**MATERIAL PROVIDED**
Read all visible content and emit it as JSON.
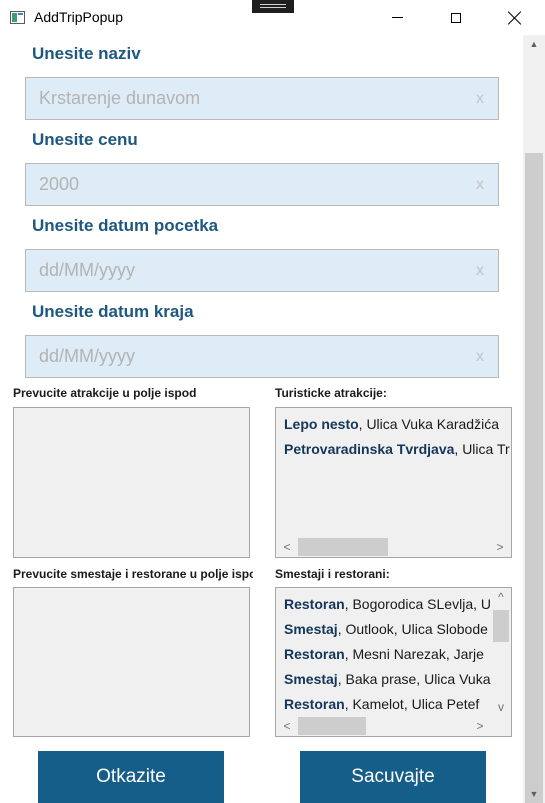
{
  "window": {
    "title": "AddTripPopup"
  },
  "form": {
    "name_label": "Unesite naziv",
    "name_placeholder": "Krstarenje dunavom",
    "price_label": "Unesite cenu",
    "price_placeholder": "2000",
    "start_label": "Unesite datum pocetka",
    "start_placeholder": "dd/MM/yyyy",
    "end_label": "Unesite datum kraja",
    "end_placeholder": "dd/MM/yyyy",
    "clear_glyph": "x"
  },
  "attractions": {
    "drop_label": "Prevucite atrakcije u polje ispod",
    "list_label": "Turisticke atrakcije:",
    "items": [
      {
        "name": "Lepo nesto",
        "rest": ", Ulica Vuka Karadžića"
      },
      {
        "name": "Petrovaradinska Tvrdjava",
        "rest": ", Ulica Tr"
      }
    ]
  },
  "accommodations": {
    "drop_label": "Prevucite smestaje i restorane u polje ispod",
    "list_label": "Smestaji i restorani:",
    "items": [
      {
        "name": "Restoran",
        "rest": ", Bogorodica SLevlja, U"
      },
      {
        "name": "Smestaj",
        "rest": ", Outlook, Ulica Slobode"
      },
      {
        "name": "Restoran",
        "rest": ", Mesni Narezak, Jarje"
      },
      {
        "name": "Smestaj",
        "rest": ", Baka prase, Ulica Vuka"
      },
      {
        "name": "Restoran",
        "rest": ", Kamelot, Ulica Petef"
      }
    ]
  },
  "buttons": {
    "cancel": "Otkazite",
    "save": "Sacuvajte"
  },
  "scroll_glyphs": {
    "up": "▲",
    "down": "▼",
    "left": "<",
    "right": ">",
    "small_up": "^",
    "small_down": "v"
  },
  "colors": {
    "accent": "#165e8a",
    "label": "#1e5780",
    "input_bg": "#deecf7"
  }
}
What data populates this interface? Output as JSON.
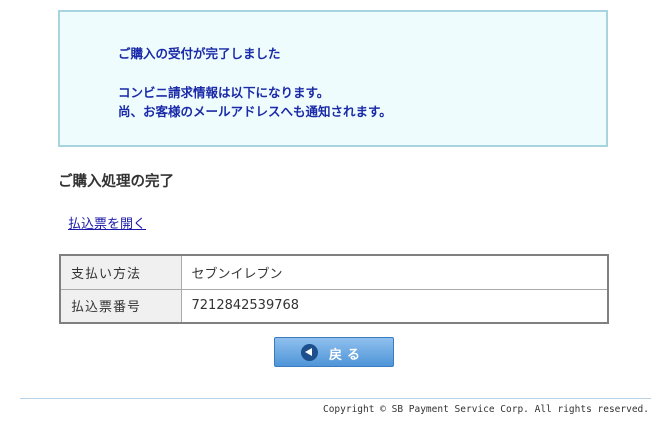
{
  "notice": {
    "line1": "ご購入の受付が完了しました",
    "line2": "コンビニ請求情報は以下になります。",
    "line3": "尚、お客様のメールアドレスへも通知されます。"
  },
  "section": {
    "title": "ご購入処理の完了"
  },
  "link": {
    "open_slip": "払込票を開く"
  },
  "payment_table": {
    "rows": [
      {
        "label": "支払い方法",
        "value": "セブンイレブン"
      },
      {
        "label": "払込票番号",
        "value": "7212842539768"
      }
    ]
  },
  "buttons": {
    "back_label": "戻る",
    "back_icon": "back-arrow-icon"
  },
  "footer": {
    "copyright": "Copyright © SB Payment Service Corp. All rights reserved."
  },
  "colors": {
    "notice_bg": "#eefcfd",
    "notice_border": "#a8d4e0",
    "notice_text": "#1a2aa8",
    "button": "#4f95d8"
  }
}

**DO THIS**
Retype every record above exactly as written, but leave out the pictures.

**ANSWER**
Read all visible content and emit it as JSON.
{
  "window": {
    "title": "AddTripPopup"
  },
  "form": {
    "name_label": "Unesite naziv",
    "name_placeholder": "Krstarenje dunavom",
    "price_label": "Unesite cenu",
    "price_placeholder": "2000",
    "start_label": "Unesite datum pocetka",
    "start_placeholder": "dd/MM/yyyy",
    "end_label": "Unesite datum kraja",
    "end_placeholder": "dd/MM/yyyy",
    "clear_glyph": "x"
  },
  "attractions": {
    "drop_label": "Prevucite atrakcije u polje ispod",
    "list_label": "Turisticke atrakcije:",
    "items": [
      {
        "name": "Lepo nesto",
        "rest": ", Ulica Vuka Karadžića"
      },
      {
        "name": "Petrovaradinska Tvrdjava",
        "rest": ", Ulica Tr"
      }
    ]
  },
  "accommodations": {
    "drop_label": "Prevucite smestaje i restorane u polje ispod",
    "list_label": "Smestaji i restorani:",
    "items": [
      {
        "name": "Restoran",
        "rest": ", Bogorodica SLevlja, U"
      },
      {
        "name": "Smestaj",
        "rest": ", Outlook, Ulica Slobode"
      },
      {
        "name": "Restoran",
        "rest": ", Mesni Narezak, Jarje"
      },
      {
        "name": "Smestaj",
        "rest": ", Baka prase, Ulica Vuka"
      },
      {
        "name": "Restoran",
        "rest": ", Kamelot, Ulica Petef"
      }
    ]
  },
  "buttons": {
    "cancel": "Otkazite",
    "save": "Sacuvajte"
  },
  "scroll_glyphs": {
    "up": "▲",
    "down": "▼",
    "left": "<",
    "right": ">",
    "small_up": "^",
    "small_down": "v"
  },
  "colors": {
    "accent": "#165e8a",
    "label": "#1e5780",
    "input_bg": "#deecf7"
  }
}
What data populates this interface? Output as JSON.
{
  "notice": {
    "line1": "ご購入の受付が完了しました",
    "line2": "コンビニ請求情報は以下になります。",
    "line3": "尚、お客様のメールアドレスへも通知されます。"
  },
  "section": {
    "title": "ご購入処理の完了"
  },
  "link": {
    "open_slip": "払込票を開く"
  },
  "payment_table": {
    "rows": [
      {
        "label": "支払い方法",
        "value": "セブンイレブン"
      },
      {
        "label": "払込票番号",
        "value": "7212842539768"
      }
    ]
  },
  "buttons": {
    "back_label": "戻る",
    "back_icon": "back-arrow-icon"
  },
  "footer": {
    "copyright": "Copyright © SB Payment Service Corp. All rights reserved."
  },
  "colors": {
    "notice_bg": "#eefcfd",
    "notice_border": "#a8d4e0",
    "notice_text": "#1a2aa8",
    "button": "#4f95d8"
  }
}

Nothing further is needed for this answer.